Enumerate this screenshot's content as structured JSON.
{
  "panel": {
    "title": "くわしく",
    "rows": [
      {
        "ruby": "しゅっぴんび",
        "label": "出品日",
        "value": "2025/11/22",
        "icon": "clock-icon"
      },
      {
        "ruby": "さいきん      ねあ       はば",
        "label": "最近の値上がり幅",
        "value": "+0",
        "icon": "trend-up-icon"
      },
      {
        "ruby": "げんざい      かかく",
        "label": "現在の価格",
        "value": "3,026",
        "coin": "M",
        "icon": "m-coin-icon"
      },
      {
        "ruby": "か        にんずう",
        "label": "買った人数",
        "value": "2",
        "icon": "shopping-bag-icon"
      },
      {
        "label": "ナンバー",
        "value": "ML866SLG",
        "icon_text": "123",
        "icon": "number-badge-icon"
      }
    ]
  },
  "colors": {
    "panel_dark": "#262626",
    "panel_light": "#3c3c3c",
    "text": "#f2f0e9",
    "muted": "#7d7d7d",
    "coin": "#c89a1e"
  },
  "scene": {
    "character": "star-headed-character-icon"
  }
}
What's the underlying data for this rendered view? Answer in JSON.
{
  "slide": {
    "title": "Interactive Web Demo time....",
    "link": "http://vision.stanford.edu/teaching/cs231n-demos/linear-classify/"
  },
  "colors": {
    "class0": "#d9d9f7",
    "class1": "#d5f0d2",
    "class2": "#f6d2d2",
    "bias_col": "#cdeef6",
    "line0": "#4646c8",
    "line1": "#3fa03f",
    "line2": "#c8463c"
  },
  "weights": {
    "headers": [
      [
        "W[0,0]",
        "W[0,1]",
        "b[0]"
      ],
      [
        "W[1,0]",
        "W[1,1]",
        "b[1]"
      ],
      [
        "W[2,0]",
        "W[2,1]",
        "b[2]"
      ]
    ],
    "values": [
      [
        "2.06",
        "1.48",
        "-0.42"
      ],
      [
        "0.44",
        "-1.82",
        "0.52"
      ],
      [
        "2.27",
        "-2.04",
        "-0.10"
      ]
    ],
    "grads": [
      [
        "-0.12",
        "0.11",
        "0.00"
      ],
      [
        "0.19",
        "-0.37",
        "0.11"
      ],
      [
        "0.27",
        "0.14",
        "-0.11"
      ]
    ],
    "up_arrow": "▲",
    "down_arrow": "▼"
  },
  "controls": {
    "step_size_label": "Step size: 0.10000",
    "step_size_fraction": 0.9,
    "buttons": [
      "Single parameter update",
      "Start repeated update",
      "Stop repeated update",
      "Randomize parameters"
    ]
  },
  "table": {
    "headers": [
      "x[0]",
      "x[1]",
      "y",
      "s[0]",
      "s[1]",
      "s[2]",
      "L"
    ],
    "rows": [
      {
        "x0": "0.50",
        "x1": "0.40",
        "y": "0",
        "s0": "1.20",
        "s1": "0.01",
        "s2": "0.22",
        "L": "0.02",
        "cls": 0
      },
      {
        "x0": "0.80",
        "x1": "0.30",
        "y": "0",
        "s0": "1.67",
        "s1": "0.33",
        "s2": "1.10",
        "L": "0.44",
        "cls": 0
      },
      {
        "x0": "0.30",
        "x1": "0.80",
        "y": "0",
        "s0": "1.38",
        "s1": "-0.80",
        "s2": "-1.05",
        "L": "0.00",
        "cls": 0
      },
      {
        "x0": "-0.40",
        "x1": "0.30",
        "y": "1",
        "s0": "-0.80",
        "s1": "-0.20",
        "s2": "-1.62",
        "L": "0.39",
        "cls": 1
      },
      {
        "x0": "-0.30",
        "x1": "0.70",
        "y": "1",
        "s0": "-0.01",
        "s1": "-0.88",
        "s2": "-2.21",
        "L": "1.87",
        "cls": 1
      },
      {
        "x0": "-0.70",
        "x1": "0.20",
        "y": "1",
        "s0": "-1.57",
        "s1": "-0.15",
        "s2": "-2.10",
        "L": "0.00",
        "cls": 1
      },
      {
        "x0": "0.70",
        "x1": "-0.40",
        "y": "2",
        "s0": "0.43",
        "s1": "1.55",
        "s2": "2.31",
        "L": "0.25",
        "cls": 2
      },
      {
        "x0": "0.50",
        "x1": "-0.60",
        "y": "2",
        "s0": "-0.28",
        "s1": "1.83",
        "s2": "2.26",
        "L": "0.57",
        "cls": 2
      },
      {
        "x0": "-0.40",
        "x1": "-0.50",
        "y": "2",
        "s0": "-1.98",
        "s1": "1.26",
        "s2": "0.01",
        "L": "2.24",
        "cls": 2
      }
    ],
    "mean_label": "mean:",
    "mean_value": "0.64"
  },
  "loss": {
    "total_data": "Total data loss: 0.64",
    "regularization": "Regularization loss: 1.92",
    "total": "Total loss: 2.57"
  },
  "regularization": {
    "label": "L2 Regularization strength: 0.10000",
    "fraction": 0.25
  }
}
* * * * * * * * *
Your task:
Please restate the records in full, word for word.

Exercise output:
Enumerate this screenshot's content as structured JSON.
{
  "panel": {
    "title": "くわしく",
    "rows": [
      {
        "ruby": "しゅっぴんび",
        "label": "出品日",
        "value": "2025/11/22",
        "icon": "clock-icon"
      },
      {
        "ruby": "さいきん      ねあ       はば",
        "label": "最近の値上がり幅",
        "value": "+0",
        "icon": "trend-up-icon"
      },
      {
        "ruby": "げんざい      かかく",
        "label": "現在の価格",
        "value": "3,026",
        "coin": "M",
        "icon": "m-coin-icon"
      },
      {
        "ruby": "か        にんずう",
        "label": "買った人数",
        "value": "2",
        "icon": "shopping-bag-icon"
      },
      {
        "label": "ナンバー",
        "value": "ML866SLG",
        "icon_text": "123",
        "icon": "number-badge-icon"
      }
    ]
  },
  "colors": {
    "panel_dark": "#262626",
    "panel_light": "#3c3c3c",
    "text": "#f2f0e9",
    "muted": "#7d7d7d",
    "coin": "#c89a1e"
  },
  "scene": {
    "character": "star-headed-character-icon"
  }
}
What's the underlying data for this rendered view? Answer in JSON.
{
  "slide": {
    "title": "Interactive Web Demo time....",
    "link": "http://vision.stanford.edu/teaching/cs231n-demos/linear-classify/"
  },
  "colors": {
    "class0": "#d9d9f7",
    "class1": "#d5f0d2",
    "class2": "#f6d2d2",
    "bias_col": "#cdeef6",
    "line0": "#4646c8",
    "line1": "#3fa03f",
    "line2": "#c8463c"
  },
  "weights": {
    "headers": [
      [
        "W[0,0]",
        "W[0,1]",
        "b[0]"
      ],
      [
        "W[1,0]",
        "W[1,1]",
        "b[1]"
      ],
      [
        "W[2,0]",
        "W[2,1]",
        "b[2]"
      ]
    ],
    "values": [
      [
        "2.06",
        "1.48",
        "-0.42"
      ],
      [
        "0.44",
        "-1.82",
        "0.52"
      ],
      [
        "2.27",
        "-2.04",
        "-0.10"
      ]
    ],
    "grads": [
      [
        "-0.12",
        "0.11",
        "0.00"
      ],
      [
        "0.19",
        "-0.37",
        "0.11"
      ],
      [
        "0.27",
        "0.14",
        "-0.11"
      ]
    ],
    "up_arrow": "▲",
    "down_arrow": "▼"
  },
  "controls": {
    "step_size_label": "Step size: 0.10000",
    "step_size_fraction": 0.9,
    "buttons": [
      "Single parameter update",
      "Start repeated update",
      "Stop repeated update",
      "Randomize parameters"
    ]
  },
  "table": {
    "headers": [
      "x[0]",
      "x[1]",
      "y",
      "s[0]",
      "s[1]",
      "s[2]",
      "L"
    ],
    "rows": [
      {
        "x0": "0.50",
        "x1": "0.40",
        "y": "0",
        "s0": "1.20",
        "s1": "0.01",
        "s2": "0.22",
        "L": "0.02",
        "cls": 0
      },
      {
        "x0": "0.80",
        "x1": "0.30",
        "y": "0",
        "s0": "1.67",
        "s1": "0.33",
        "s2": "1.10",
        "L": "0.44",
        "cls": 0
      },
      {
        "x0": "0.30",
        "x1": "0.80",
        "y": "0",
        "s0": "1.38",
        "s1": "-0.80",
        "s2": "-1.05",
        "L": "0.00",
        "cls": 0
      },
      {
        "x0": "-0.40",
        "x1": "0.30",
        "y": "1",
        "s0": "-0.80",
        "s1": "-0.20",
        "s2": "-1.62",
        "L": "0.39",
        "cls": 1
      },
      {
        "x0": "-0.30",
        "x1": "0.70",
        "y": "1",
        "s0": "-0.01",
        "s1": "-0.88",
        "s2": "-2.21",
        "L": "1.87",
        "cls": 1
      },
      {
        "x0": "-0.70",
        "x1": "0.20",
        "y": "1",
        "s0": "-1.57",
        "s1": "-0.15",
        "s2": "-2.10",
        "L": "0.00",
        "cls": 1
      },
      {
        "x0": "0.70",
        "x1": "-0.40",
        "y": "2",
        "s0": "0.43",
        "s1": "1.55",
        "s2": "2.31",
        "L": "0.25",
        "cls": 2
      },
      {
        "x0": "0.50",
        "x1": "-0.60",
        "y": "2",
        "s0": "-0.28",
        "s1": "1.83",
        "s2": "2.26",
        "L": "0.57",
        "cls": 2
      },
      {
        "x0": "-0.40",
        "x1": "-0.50",
        "y": "2",
        "s0": "-1.98",
        "s1": "1.26",
        "s2": "0.01",
        "L": "2.24",
        "cls": 2
      }
    ],
    "mean_label": "mean:",
    "mean_value": "0.64"
  },
  "loss": {
    "total_data": "Total data loss: 0.64",
    "regularization": "Regularization loss: 1.92",
    "total": "Total loss: 2.57"
  },
  "regularization": {
    "label": "L2 Regularization strength: 0.10000",
    "fraction": 0.25
  }
}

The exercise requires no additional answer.